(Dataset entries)
begin

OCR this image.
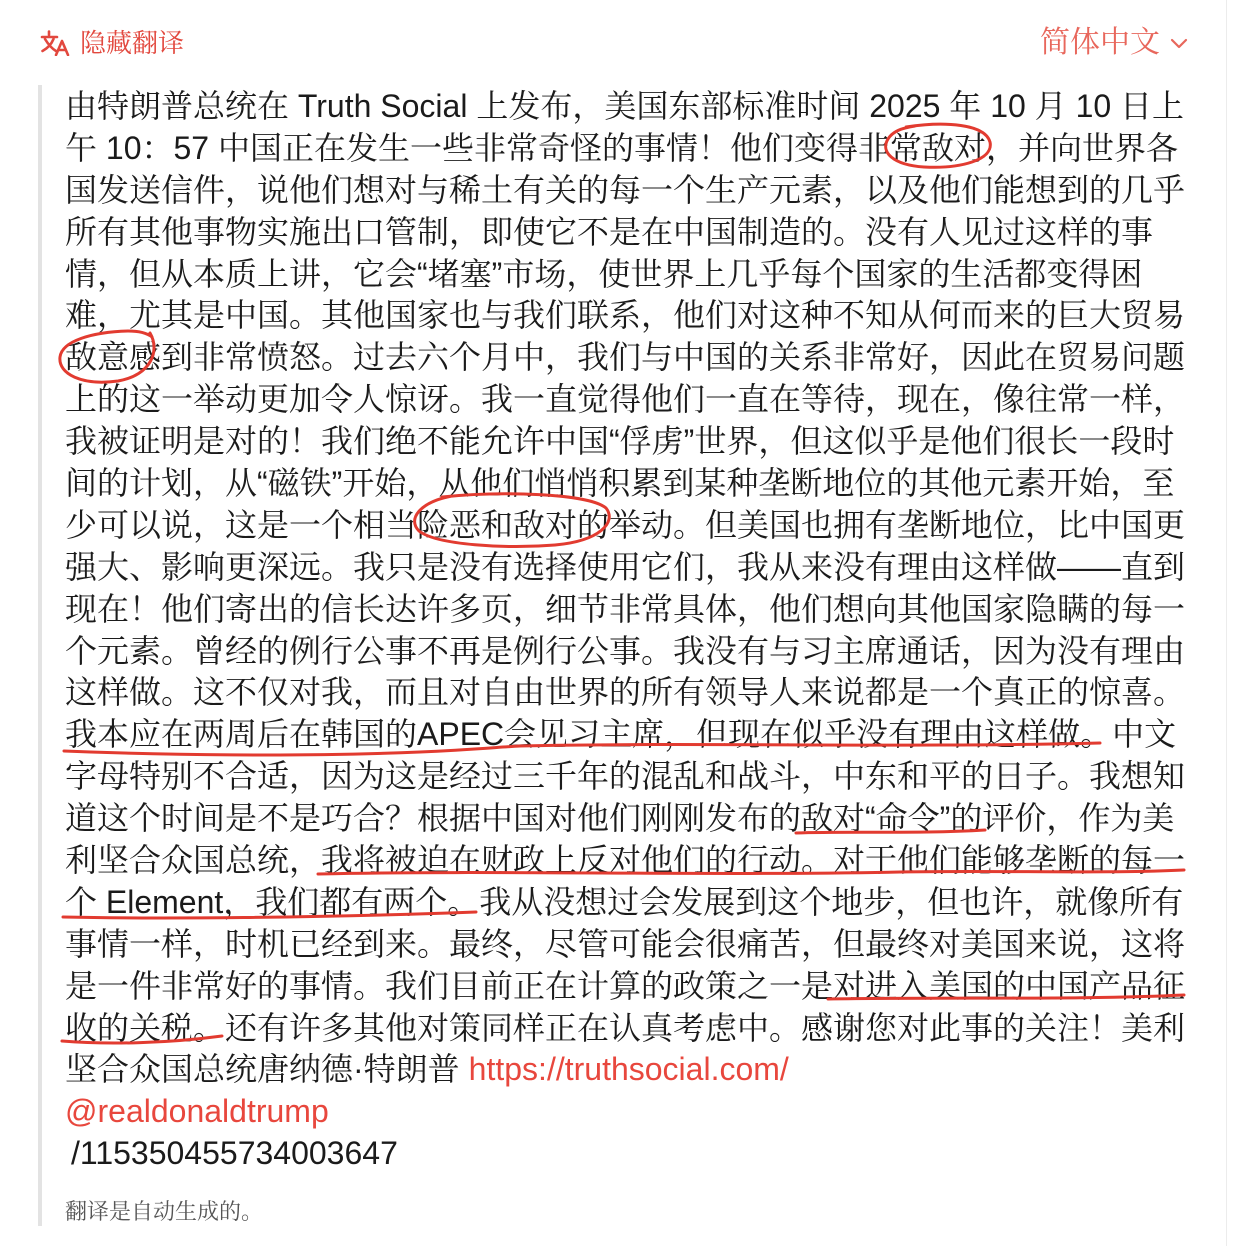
隐藏翻译	简体中文
由特朗普总统在 Truth Social 上发布，美国东部标准时间 2025 年 10 月 10 日上
午 10：57 中国正在发生一些非常奇怪的事情！他们变得非常敌对，并向世界各
国发送信件，说他们想对与稀土有关的每一个生产元素，以及他们能想到的几乎
所有其他事物实施出口管制，即使它不是在中国制造的。没有人见过这样的事
情，但从本质上讲，它会“堵塞”市场，使世界上几乎每个国家的生活都变得困
难，尤其是中国。其他国家也与我们联系，他们对这种不知从何而来的巨大贸易
敌意感到非常愤怒。过去六个月中，我们与中国的关系非常好，因此在贸易问题
上的这一举动更加令人惊讶。我一直觉得他们一直在等待，现在，像往常一样，
我被证明是对的！我们绝不能允许中国“俘虏”世界，但这似乎是他们很长一段时
间的计划，从“磁铁”开始，从他们悄悄积累到某种垄断地位的其他元素开始，至
少可以说，这是一个相当险恶和敌对的举动。但美国也拥有垄断地位，比中国更
强大、影响更深远。我只是没有选择使用它们，我从来没有理由这样做——直到
现在！他们寄出的信长达许多页，细节非常具体，他们想向其他国家隐瞒的每一
个元素。曾经的例行公事不再是例行公事。我没有与习主席通话，因为没有理由
这样做。这不仅对我，而且对自由世界的所有领导人来说都是一个真正的惊喜。
我本应在两周后在韩国的APEC会见习主席，但现在似乎没有理由这样做。中文
字母特别不合适，因为这是经过三千年的混乱和战斗，中东和平的日子。我想知
道这个时间是不是巧合？根据中国对他们刚刚发布的敌对“命令”的评价，作为美
利坚合众国总统，我将被迫在财政上反对他们的行动。对于他们能够垄断的每一
个 Element，我们都有两个。我从没想过会发展到这个地步，但也许，就像所有
事情一样，时机已经到来。最终，尽管可能会很痛苦，但最终对美国来说，这将
是一件非常好的事情。我们目前正在计算的政策之一是对进入美国的中国产品征
收的关税。还有许多其他对策同样正在认真考虑中。感谢您对此事的关注！美利
坚合众国总统唐纳德·特朗普 https://truthsocial.com/
@realdonaldtrump
/115350455734003647
翻译是自动生成的。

end

_WHAT YOU ARE ASKED TO DO_
Return all of the entries exactly as written, but drop any pictures they hold.

_EXERCISE ANSWER_
OCR this image.
隐藏翻译	简体中文
由特朗普总统在 Truth Social 上发布，美国东部标准时间 2025 年 10 月 10 日上
午 10：57 中国正在发生一些非常奇怪的事情！他们变得非常敌对，并向世界各
国发送信件，说他们想对与稀土有关的每一个生产元素，以及他们能想到的几乎
所有其他事物实施出口管制，即使它不是在中国制造的。没有人见过这样的事
情，但从本质上讲，它会“堵塞”市场，使世界上几乎每个国家的生活都变得困
难，尤其是中国。其他国家也与我们联系，他们对这种不知从何而来的巨大贸易
敌意感到非常愤怒。过去六个月中，我们与中国的关系非常好，因此在贸易问题
上的这一举动更加令人惊讶。我一直觉得他们一直在等待，现在，像往常一样，
我被证明是对的！我们绝不能允许中国“俘虏”世界，但这似乎是他们很长一段时
间的计划，从“磁铁”开始，从他们悄悄积累到某种垄断地位的其他元素开始，至
少可以说，这是一个相当险恶和敌对的举动。但美国也拥有垄断地位，比中国更
强大、影响更深远。我只是没有选择使用它们，我从来没有理由这样做——直到
现在！他们寄出的信长达许多页，细节非常具体，他们想向其他国家隐瞒的每一
个元素。曾经的例行公事不再是例行公事。我没有与习主席通话，因为没有理由
这样做。这不仅对我，而且对自由世界的所有领导人来说都是一个真正的惊喜。
我本应在两周后在韩国的APEC会见习主席，但现在似乎没有理由这样做。中文
字母特别不合适，因为这是经过三千年的混乱和战斗，中东和平的日子。我想知
道这个时间是不是巧合？根据中国对他们刚刚发布的敌对“命令”的评价，作为美
利坚合众国总统，我将被迫在财政上反对他们的行动。对于他们能够垄断的每一
个 Element，我们都有两个。我从没想过会发展到这个地步，但也许，就像所有
事情一样，时机已经到来。最终，尽管可能会很痛苦，但最终对美国来说，这将
是一件非常好的事情。我们目前正在计算的政策之一是对进入美国的中国产品征
收的关税。还有许多其他对策同样正在认真考虑中。感谢您对此事的关注！美利
坚合众国总统唐纳德·特朗普 https://truthsocial.com/
@realdonaldtrump
/115350455734003647
翻译是自动生成的。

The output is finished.